_What to work on_
Using the data below, copy every line that contains the word "Dissabte".

_Part of a data file_
[start]

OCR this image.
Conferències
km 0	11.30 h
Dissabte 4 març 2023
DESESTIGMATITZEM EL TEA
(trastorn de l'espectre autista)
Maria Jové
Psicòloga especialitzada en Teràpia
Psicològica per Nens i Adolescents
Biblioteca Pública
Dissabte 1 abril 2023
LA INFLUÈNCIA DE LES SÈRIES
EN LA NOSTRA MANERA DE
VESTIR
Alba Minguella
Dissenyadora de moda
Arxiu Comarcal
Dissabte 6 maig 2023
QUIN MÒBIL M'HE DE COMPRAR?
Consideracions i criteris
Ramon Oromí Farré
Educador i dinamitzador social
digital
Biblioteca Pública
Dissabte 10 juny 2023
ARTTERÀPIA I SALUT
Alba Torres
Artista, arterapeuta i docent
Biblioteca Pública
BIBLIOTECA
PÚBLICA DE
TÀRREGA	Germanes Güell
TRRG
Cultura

[end]

_Final answer_
Dissabte 4 març 2023
Dissabte 1 abril 2023
Dissabte 6 maig 2023
Dissabte 10 juny 2023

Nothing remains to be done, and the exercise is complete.